### Text passage

──────

The Glass Wall stained glass window is installed for permanent exhibition at the Corning Museum of Glass in New York.
2001
Clarke is appointed Governor of Capital City Academy and Trustee for The Lowe Educational Charitable Foundation.
2002
Clarke is appointed Trustee for The Architecture Foundation.
The exhibition Brian Clarke: Transillumination, opens at Tony Shafrazi Gallery, New York.
He creates a controversial set of panels titled ‘Studies for Caryatids’, which depict muscular young men in beachwear by the sea.
2005
Clarke designs a set of stained glass windows for the choir of Linköping Cathedral, Sweden.
The exhibition Lamina opens at Gagosian Gallery, London.
2006
Clarke works with Norman Foster on the Palace of Peace and Reconciliation, a landmark building in Nur-Sultan, Kazakhstan. He designs a 9,700 square expanse of stained glass for the apex of the pyramid, featuring imagery of soaring doves.
2007
Clarke is appointed Chairman of The Architecture Foundation and Trustee for the Winston Churchill Memorial Trust.
He is awarded a Honorary Degree in Literature from the Huddersfield University.
2008
The exhibition Brian Clarke: Don’t Forget the Lamb, featuring Clarke’s ground-breaking leadworks, opens at Phillips de Pury, New York.
2010
Clarke is commissioned to design stained windows for the new Papal Chapel of the Apostolic Nunciature, the diplomatic embassy of the Holy See to Great Britain, for the visit of Pope Benedict XVI to the United Kingdom, the first-ever state visit made by a pope to Britain.
2011
Clarke designs a cast bronze and stained glass sculpture for The Shard Plaza at London Bridge. The project is never realised.
The exhibition Brian Clarke: Works on Paper 1969-2011 opens at Phillips de Pury and Saatchi Gallery, London.
2012
Clarke is appointed Honorary Liveryman by the Worshipful Company of Glaziers and Master Glass Painters.
2013
The exhibition Brian Clarke: Between Extremities opens at Pace Gallery, New York.
2015
Clarke creates stained glass, mosaic, ceramics tiles and door and window furniture for a private house in Chiswick Mall, London.
He designs the new Fellowship Medallion for the Winston Churchill Memorial Trust.
The retrospective Brian Clarke: Works 1977–1985 - as curated by Robert Fraser, takes place at Pace Gallery at the Royal Academy of Arts, London.
The exhibition Brian Clarke: Spitfires and Primroses opens at Pace Gallery, London.
2016
Clarke is appointed Chairman and trustee of the Zaha Hadid Foundation.
His series 'Night Orchids' is exhibited at Pace Gallery in London.

──────

### Data under study
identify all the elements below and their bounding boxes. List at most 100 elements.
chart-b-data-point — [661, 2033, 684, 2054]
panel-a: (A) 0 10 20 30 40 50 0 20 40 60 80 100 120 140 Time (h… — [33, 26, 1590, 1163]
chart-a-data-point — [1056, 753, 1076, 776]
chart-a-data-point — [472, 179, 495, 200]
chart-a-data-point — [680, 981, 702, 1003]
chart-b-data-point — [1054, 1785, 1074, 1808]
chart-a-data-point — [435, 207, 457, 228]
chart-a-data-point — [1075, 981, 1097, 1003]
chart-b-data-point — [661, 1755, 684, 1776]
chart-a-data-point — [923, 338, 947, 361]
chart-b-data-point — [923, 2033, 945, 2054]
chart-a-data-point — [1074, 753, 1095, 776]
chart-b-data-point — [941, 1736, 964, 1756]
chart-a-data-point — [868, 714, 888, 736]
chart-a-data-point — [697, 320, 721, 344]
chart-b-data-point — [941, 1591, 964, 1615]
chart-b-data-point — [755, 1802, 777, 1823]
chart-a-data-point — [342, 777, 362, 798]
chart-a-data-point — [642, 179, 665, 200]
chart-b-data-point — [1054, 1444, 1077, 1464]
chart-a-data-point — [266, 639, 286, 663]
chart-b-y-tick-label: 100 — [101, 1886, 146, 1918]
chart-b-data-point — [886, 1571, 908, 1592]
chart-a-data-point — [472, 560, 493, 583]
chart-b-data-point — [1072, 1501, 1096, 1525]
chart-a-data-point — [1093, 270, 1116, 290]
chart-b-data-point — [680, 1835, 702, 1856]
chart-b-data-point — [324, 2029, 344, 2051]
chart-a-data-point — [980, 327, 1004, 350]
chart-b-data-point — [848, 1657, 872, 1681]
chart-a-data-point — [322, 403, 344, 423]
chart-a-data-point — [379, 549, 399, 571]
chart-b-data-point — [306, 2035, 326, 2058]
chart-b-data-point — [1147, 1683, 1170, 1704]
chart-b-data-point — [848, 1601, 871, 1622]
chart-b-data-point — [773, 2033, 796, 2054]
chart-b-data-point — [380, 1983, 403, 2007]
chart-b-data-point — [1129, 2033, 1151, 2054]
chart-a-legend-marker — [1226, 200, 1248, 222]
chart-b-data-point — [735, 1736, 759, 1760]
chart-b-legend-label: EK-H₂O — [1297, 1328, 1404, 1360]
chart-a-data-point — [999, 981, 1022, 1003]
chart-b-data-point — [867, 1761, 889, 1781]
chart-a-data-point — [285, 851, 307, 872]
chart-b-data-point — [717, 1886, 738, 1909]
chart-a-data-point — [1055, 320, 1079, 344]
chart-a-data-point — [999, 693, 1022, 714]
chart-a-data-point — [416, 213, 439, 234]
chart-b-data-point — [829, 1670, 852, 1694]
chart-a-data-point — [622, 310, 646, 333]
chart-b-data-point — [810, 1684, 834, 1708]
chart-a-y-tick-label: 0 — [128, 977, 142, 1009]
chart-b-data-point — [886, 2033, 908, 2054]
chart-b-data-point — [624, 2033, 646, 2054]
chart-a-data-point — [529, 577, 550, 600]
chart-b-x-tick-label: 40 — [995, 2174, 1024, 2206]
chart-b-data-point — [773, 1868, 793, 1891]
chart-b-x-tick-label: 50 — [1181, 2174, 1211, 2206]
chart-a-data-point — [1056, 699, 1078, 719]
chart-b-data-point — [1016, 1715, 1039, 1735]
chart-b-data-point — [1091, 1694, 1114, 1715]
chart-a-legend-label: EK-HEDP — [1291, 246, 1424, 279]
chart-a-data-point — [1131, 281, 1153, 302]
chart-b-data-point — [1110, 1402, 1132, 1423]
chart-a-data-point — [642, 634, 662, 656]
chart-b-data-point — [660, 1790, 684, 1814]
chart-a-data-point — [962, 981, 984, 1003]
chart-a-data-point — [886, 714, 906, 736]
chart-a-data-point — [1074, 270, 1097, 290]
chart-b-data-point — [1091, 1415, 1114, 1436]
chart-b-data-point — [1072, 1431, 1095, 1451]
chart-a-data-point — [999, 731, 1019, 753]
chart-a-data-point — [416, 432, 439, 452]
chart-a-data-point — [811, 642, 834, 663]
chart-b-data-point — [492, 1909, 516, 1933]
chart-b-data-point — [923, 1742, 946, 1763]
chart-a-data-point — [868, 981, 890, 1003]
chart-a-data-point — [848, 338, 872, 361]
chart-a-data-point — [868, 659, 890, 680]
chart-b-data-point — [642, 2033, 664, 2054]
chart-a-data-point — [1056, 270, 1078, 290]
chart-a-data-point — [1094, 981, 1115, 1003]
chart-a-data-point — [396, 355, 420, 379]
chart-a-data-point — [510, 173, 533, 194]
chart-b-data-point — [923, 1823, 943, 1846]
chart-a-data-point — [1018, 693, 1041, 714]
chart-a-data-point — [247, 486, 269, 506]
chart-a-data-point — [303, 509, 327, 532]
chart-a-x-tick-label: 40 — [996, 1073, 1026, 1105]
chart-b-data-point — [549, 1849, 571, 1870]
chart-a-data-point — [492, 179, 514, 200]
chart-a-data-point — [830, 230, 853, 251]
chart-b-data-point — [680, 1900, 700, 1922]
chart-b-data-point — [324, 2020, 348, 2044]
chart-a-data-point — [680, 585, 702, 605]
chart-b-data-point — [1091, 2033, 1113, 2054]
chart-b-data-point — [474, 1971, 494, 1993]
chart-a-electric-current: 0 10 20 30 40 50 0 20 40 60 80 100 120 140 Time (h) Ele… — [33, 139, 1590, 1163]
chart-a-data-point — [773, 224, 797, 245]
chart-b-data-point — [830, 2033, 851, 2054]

──────

### Brief 1
According to the Brian Clarke timeline, where is the cathedral whose choir received Clarke's stained glass windows in 2005?
### Brief 2
Name every organization the Brian Clarke timeline says appointed Clarke as a trustee.
The material has no connection to the Brian Clarke timeline.

### Exercise answer 1
Linköping, Sweden.

### Exercise answer 2
- The Lowe Educational Charitable Foundation
- The Architecture Foundation
- The Winston Churchill Memorial Trust
- The Zaha Hadid Foundation